* _What you are asked to do_: Output the records exactly. Include every line.

* _Exercise materials_:
>> BEGIN

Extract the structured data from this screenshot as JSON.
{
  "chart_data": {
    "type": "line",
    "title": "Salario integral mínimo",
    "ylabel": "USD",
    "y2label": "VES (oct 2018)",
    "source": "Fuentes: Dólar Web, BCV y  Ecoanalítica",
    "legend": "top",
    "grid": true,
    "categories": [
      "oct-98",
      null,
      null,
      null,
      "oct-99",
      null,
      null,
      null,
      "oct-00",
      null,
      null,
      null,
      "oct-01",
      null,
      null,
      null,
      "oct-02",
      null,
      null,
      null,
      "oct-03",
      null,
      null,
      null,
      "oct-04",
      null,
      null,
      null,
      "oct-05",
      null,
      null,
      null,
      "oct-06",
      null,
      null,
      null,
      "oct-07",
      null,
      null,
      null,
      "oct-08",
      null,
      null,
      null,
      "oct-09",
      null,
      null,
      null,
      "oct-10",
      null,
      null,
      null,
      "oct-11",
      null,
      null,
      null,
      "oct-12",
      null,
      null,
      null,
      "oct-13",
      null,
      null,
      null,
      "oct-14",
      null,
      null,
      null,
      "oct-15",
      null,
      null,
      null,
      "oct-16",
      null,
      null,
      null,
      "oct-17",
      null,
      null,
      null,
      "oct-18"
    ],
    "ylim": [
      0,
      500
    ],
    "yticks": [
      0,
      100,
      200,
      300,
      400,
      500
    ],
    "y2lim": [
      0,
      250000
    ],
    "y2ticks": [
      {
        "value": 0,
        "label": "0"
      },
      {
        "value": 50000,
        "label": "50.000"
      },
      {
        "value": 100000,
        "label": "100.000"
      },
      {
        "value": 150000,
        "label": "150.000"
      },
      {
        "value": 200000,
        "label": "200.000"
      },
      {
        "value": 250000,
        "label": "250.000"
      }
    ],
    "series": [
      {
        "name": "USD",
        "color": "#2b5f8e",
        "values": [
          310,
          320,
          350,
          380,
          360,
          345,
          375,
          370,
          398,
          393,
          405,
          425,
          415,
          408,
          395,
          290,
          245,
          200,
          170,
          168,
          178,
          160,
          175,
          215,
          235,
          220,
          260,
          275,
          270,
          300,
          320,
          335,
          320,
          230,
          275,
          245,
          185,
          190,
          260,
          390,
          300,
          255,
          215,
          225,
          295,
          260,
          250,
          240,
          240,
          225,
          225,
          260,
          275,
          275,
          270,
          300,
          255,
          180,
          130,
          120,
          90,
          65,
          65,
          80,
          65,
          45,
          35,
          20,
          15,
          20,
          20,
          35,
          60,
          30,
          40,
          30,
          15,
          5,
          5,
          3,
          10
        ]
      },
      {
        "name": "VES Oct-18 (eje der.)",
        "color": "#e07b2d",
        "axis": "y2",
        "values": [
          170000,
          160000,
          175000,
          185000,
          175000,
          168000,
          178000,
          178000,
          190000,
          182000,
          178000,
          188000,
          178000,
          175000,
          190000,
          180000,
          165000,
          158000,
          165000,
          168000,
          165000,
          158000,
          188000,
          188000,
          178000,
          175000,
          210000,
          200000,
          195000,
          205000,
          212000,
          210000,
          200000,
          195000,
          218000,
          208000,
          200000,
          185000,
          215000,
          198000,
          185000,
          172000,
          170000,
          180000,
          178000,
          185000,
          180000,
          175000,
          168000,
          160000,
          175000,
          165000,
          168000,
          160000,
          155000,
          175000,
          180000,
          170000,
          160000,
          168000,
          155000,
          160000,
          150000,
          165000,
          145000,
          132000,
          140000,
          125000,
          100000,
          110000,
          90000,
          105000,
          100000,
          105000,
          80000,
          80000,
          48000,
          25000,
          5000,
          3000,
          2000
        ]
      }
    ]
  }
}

>> END

* _Solution to this task_:
Extract the structured data from this screenshot as JSON.
{
  "chart_data": {
    "type": "line",
    "title": "Salario integral mínimo",
    "ylabel": "USD",
    "y2label": "VES (oct 2018)",
    "source": "Fuentes: Dólar Web, BCV y  Ecoanalítica",
    "legend": "top",
    "grid": true,
    "categories": [
      "oct-98",
      null,
      null,
      null,
      "oct-99",
      null,
      null,
      null,
      "oct-00",
      null,
      null,
      null,
      "oct-01",
      null,
      null,
      null,
      "oct-02",
      null,
      null,
      null,
      "oct-03",
      null,
      null,
      null,
      "oct-04",
      null,
      null,
      null,
      "oct-05",
      null,
      null,
      null,
      "oct-06",
      null,
      null,
      null,
      "oct-07",
      null,
      null,
      null,
      "oct-08",
      null,
      null,
      null,
      "oct-09",
      null,
      null,
      null,
      "oct-10",
      null,
      null,
      null,
      "oct-11",
      null,
      null,
      null,
      "oct-12",
      null,
      null,
      null,
      "oct-13",
      null,
      null,
      null,
      "oct-14",
      null,
      null,
      null,
      "oct-15",
      null,
      null,
      null,
      "oct-16",
      null,
      null,
      null,
      "oct-17",
      null,
      null,
      null,
      "oct-18"
    ],
    "ylim": [
      0,
      500
    ],
    "yticks": [
      0,
      100,
      200,
      300,
      400,
      500
    ],
    "y2lim": [
      0,
      250000
    ],
    "y2ticks": [
      {
        "value": 0,
        "label": "0"
      },
      {
        "value": 50000,
        "label": "50.000"
      },
      {
        "value": 100000,
        "label": "100.000"
      },
      {
        "value": 150000,
        "label": "150.000"
      },
      {
        "value": 200000,
        "label": "200.000"
      },
      {
        "value": 250000,
        "label": "250.000"
      }
    ],
    "series": [
      {
        "name": "USD",
        "color": "#2b5f8e",
        "values": [
          310,
          320,
          350,
          380,
          360,
          345,
          375,
          370,
          398,
          393,
          405,
          425,
          415,
          408,
          395,
          290,
          245,
          200,
          170,
          168,
          178,
          160,
          175,
          215,
          235,
          220,
          260,
          275,
          270,
          300,
          320,
          335,
          320,
          230,
          275,
          245,
          185,
          190,
          260,
          390,
          300,
          255,
          215,
          225,
          295,
          260,
          250,
          240,
          240,
          225,
          225,
          260,
          275,
          275,
          270,
          300,
          255,
          180,
          130,
          120,
          90,
          65,
          65,
          80,
          65,
          45,
          35,
          20,
          15,
          20,
          20,
          35,
          60,
          30,
          40,
          30,
          15,
          5,
          5,
          3,
          10
        ]
      },
      {
        "name": "VES Oct-18 (eje der.)",
        "color": "#e07b2d",
        "axis": "y2",
        "values": [
          170000,
          160000,
          175000,
          185000,
          175000,
          168000,
          178000,
          178000,
          190000,
          182000,
          178000,
          188000,
          178000,
          175000,
          190000,
          180000,
          165000,
          158000,
          165000,
          168000,
          165000,
          158000,
          188000,
          188000,
          178000,
          175000,
          210000,
          200000,
          195000,
          205000,
          212000,
          210000,
          200000,
          195000,
          218000,
          208000,
          200000,
          185000,
          215000,
          198000,
          185000,
          172000,
          170000,
          180000,
          178000,
          185000,
          180000,
          175000,
          168000,
          160000,
          175000,
          165000,
          168000,
          160000,
          155000,
          175000,
          180000,
          170000,
          160000,
          168000,
          155000,
          160000,
          150000,
          165000,
          145000,
          132000,
          140000,
          125000,
          100000,
          110000,
          90000,
          105000,
          100000,
          105000,
          80000,
          80000,
          48000,
          25000,
          5000,
          3000,
          2000
        ]
      }
    ]
  }
}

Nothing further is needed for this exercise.